== GOAL OF THE EXERCISE ==
Give the number of lines that include the word "天宫课堂", and nothing else.

─── EXERCISE INPUTS

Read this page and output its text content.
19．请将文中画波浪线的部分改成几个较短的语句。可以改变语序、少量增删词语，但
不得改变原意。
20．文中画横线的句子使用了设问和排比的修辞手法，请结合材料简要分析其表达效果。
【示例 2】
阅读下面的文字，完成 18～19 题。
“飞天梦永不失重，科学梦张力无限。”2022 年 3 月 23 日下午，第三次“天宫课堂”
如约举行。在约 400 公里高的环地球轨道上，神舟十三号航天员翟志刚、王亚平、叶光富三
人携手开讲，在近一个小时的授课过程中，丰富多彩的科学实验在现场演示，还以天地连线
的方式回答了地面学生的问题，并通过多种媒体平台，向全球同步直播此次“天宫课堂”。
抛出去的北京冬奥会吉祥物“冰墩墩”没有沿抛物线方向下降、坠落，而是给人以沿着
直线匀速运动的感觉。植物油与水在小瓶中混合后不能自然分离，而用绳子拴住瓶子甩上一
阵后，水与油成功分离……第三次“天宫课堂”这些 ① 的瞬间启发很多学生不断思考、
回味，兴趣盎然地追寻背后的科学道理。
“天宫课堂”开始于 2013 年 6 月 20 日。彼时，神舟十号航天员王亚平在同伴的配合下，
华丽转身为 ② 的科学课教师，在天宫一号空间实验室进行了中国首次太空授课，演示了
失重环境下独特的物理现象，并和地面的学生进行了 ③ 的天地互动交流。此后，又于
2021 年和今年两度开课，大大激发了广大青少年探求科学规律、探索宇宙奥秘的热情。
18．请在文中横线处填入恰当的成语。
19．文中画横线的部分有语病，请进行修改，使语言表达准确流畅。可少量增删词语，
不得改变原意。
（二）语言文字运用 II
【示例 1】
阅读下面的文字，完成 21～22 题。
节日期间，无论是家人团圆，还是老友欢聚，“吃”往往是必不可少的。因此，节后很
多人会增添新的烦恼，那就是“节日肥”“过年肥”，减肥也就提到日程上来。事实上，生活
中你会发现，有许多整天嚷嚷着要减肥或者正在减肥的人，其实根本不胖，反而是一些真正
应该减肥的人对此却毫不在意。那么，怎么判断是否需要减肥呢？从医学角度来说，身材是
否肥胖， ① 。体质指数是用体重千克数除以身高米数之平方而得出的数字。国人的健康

──────

== EXPECTED ANSWER ==
4